> _WHAT TO DO_:
• a. In the passage below on clustering dropper lines, how many clusters were left after the ones that were clearly not dropper lines were discarded?
• b. List every clustering algorithm that the passage below on clustering dropper lines says CloudVolume_multibeam can use.
• c. Continue the passage below on clustering dropper lines, starting after its final sentence.

All three filtering steps can be repeated until as much unwanted data points as possible are removed. Eventually, only data points associated with the aquaculture installations should remain. However, some larger unwanted clusters of data points can still be present (Figure 7E), but can be deleted after clustering (see next section). The result of the filtering steps applied within this study is visualized in Figure 7E.

3.2.2 Clustering

After filtering, a point cloud dataset of the longline and dropperlines remains. To assess the biomass on the individual dropperlines, their volume needs to be obtained and clustering of the data points into separate entities comprising individual dropper lines is necessary. Clustering of data points can be accomplished with three different algorithms using CloudVolume_multibeam, namely K-means clustering, Gaussian Mixed Model clustering and Hdbscan clustering.

The first method is K-means clustering, a relatively simple and low computationally-complex method, which groups points into a predefined number of clusters based on their proximity to centers of intensity (Ikotun et al., 2023). Two metrics can be used to derive possible centers of intensity: the distance between the individual data points or backscatter intensity. CloudVolume_multibeam uses the distance between data points to calculate clusters based on K-means clustering.

The second method is Gaussian Mixture Model (GMM) clustering, which assigns points to a finite number of clusters by considering them as a multi-modal distribution, consisting of a combination of Gaussian distributions with unknown parameters (Takeda and Kimbara, 2022). GMM clustering methods do not require a predefined number of clusters, but in our case the amount of dropper lines is known (they can be counted from the beamstack profile) and can be provided. Be aware that the longline also needs to be considered as a cluster. GMM clustering will divide the data points among the predefined amount of clusters.

The third and final clustering method is Hierarchical Density-Based Spatial Clustering of Applications with Noise (Hdbscan). Hdbscan clustering defines a number of density-based clusters, characterized by high densities of data points, surrounded by low-density areas (generally considered as noise) and organizes these clusters hierarchically (Campello et al., 2020). Hdbscan requires the definition of what should be considered as a dense area and what the minimum numbers of points per clusters should be. The number of clusters cannot be defined.

All clustering methods can be repeated and/or combined until as many dropper lines as possible are classified as individual clusters. Individual clusters can be saved as individual point cloud files and loaded into other applications. Our dataset was divided into clusters using Hdbscan with the following settings: (1) at least 100 data points are needed to be considered a dense area and (2) 100 data points is the minimum cluster size. When applying this clustering method, 22 clusters are obtained (Figure 8A). Several clusters are clearly not dropper lines and can be discarded using the software, leaving just 14 clusters as a result (Figure 8B) of which we aim to calculate their volume. In Figure 8B, you can see that several dropper lines continue to be part of a single cluster. This is mainly because they are located very close to each other and do not have a clear separation in the data. For these dropper lines, manual separation is possible. One of these groups is the red cluster displayed in Figure 8B. A principal component analysis of the x, y and z values is performed and visualized in Figure 8C. In this 2D display, polygons can be drawn around the individual (sub-) clusters to separate them (result in Figure 8D). Performing this manual separation method for all grouped dropper lines will result in the separation of all dropper lines (in our case again clusters), after which volume calculations can be performed on them separately (Figure 8E).

> _INFORMATION PROVIDED_:
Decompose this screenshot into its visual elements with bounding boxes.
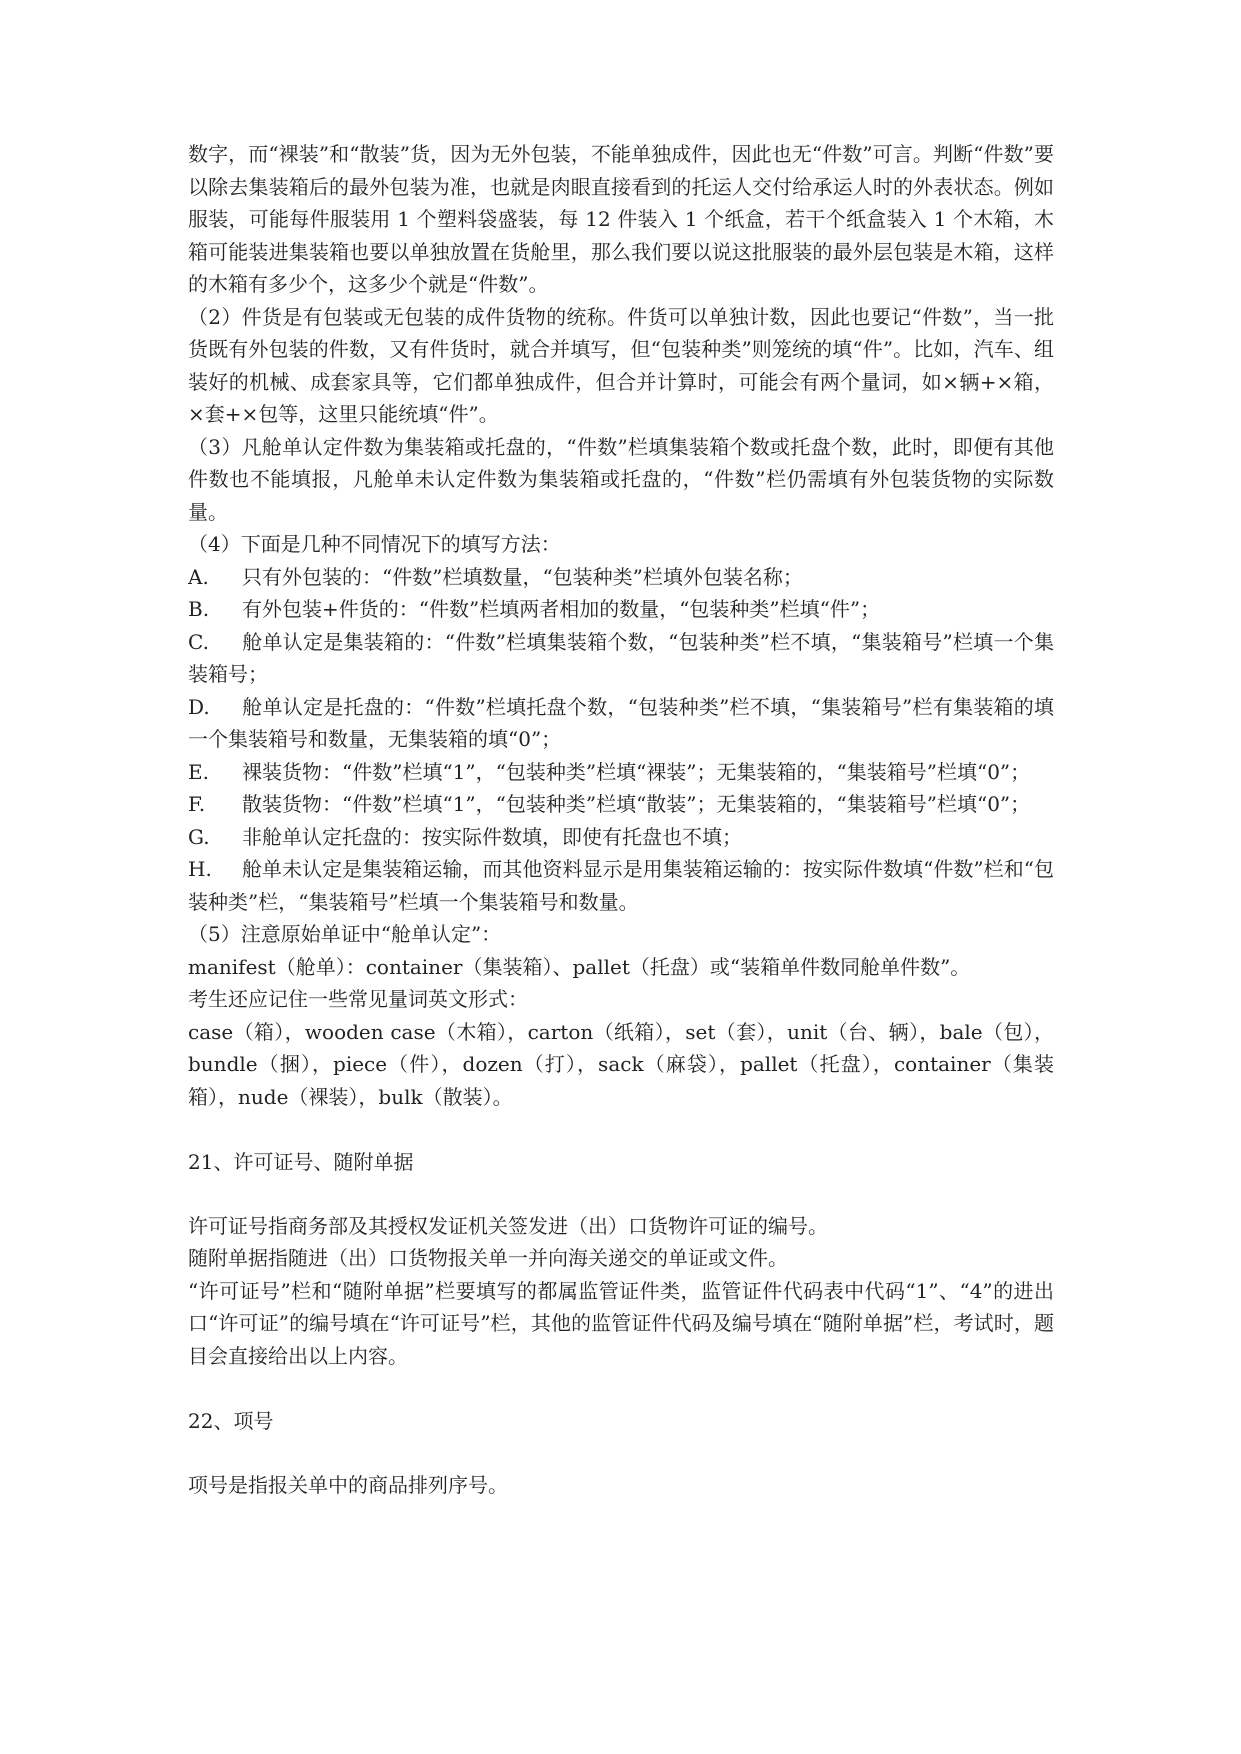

> _SET OF ANSWERS_:
• a. 14 clusters remained.

• b. K-means clustering, Gaussian Mixture Model (GMM) clustering, Hdbscan (Hierarchical Density-Based Spatial Clustering of Applications with Noise) clustering

• c.
Figure 8

Figure 8. Clustering of the point cloud data resulting from the filtering steps. (A) 22 clusters are obtained after performing HDBscan (settings in text). (B) Selection of a grouped cluster for manual separation. (C) The 6 sub-clusters are separated manually by drawing polygons around them. (D) Separated sub-clusters after manual clustering. (E) Final view of all separated clusters. Their acoustic volumes can be consulted in Table 2. Note that the clusters attributed to the longline were removed.

3.2.3 Acoustic volume calculation

Several methods exist to derive the volume of point cloud data, divided into 3 categories (Ling et al., 2024). (1) Slice-based methods slice the data points into individual layers, count the amount of points in each layer and integrate the volume of each layer to estimate the total volume (Zhou et al., 2021). (2) Voxel-based methods divide the three-dimensional space into regular 3D voxel grids and the occupied voxels are counted and multiplied by the voxel volume to obtain the volume of the object (Bienert et al., 2014; Moreno et al., 2020). (3) 3D convex hull methods, constructed using the $\alpha$-shape method (Edelsbrunner et al., 1983), calculate the volume of an object by summing the positive and negative volumes of triangular prisms projected onto a plane.

We decided to estimate the volume of each dropper line using the voxel-based method. The voxel size (length of the cube’s edge in meters) can be specified in CloudVolume_multibeam (Figure 6). The lower the distance between consecutive pings and the lower the inter-sample distance, the smaller the voxel size that can be chosen. This approach requires a point cloud that is dense enough to yield accurate volume estimates. Unfortunately our point cloud is not dense enough due to the relatively large distances between consecutive pings, 16.5 cm on average, and the relatively large inter-sample distance, 10.9 cm on average. Therefore, we densified our point cloud using an interpolation method.

3.2.4 Interpolation

Only 3 to 5 pings (depending on the width of the dropper line) ensonify each dropper line. Although sufficient for 2D (Figure 3) and 3D (Figure 5) visualization, this is insufficient to accurately estimate volumes, the error margin would be too large. Therefore, CloudVolume_multibeam offers the possibility of interpolation.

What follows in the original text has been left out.